**Required task**
Make an exact copy of all the entries, with the pictures left out.

**Records for the exercise**
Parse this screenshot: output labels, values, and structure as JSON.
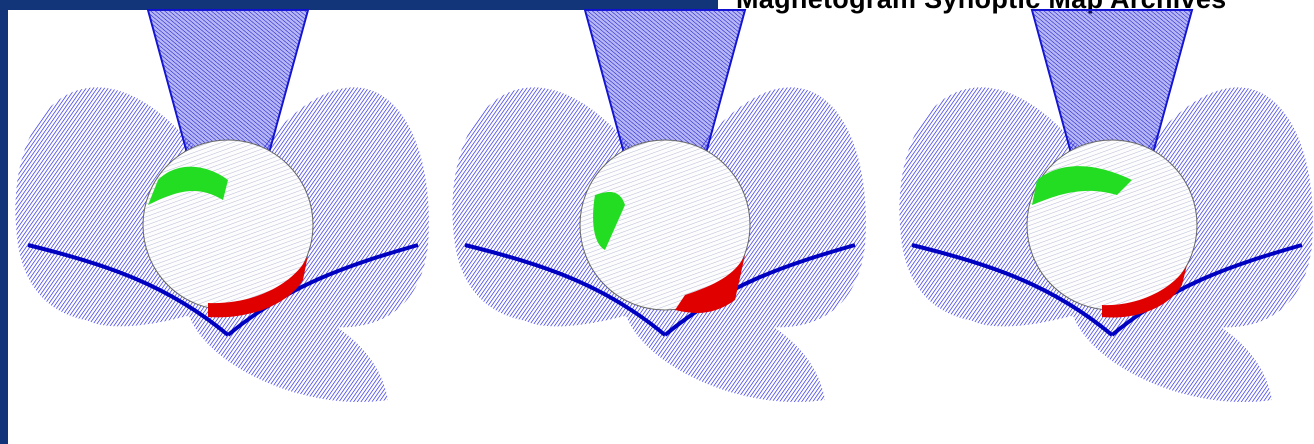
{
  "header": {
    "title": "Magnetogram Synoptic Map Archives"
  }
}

**Task output**
Parse this screenshot: output labels, values, and structure as JSON.
{
  "header": {
    "title": "Magnetogram Synoptic Map Archives"
  }
}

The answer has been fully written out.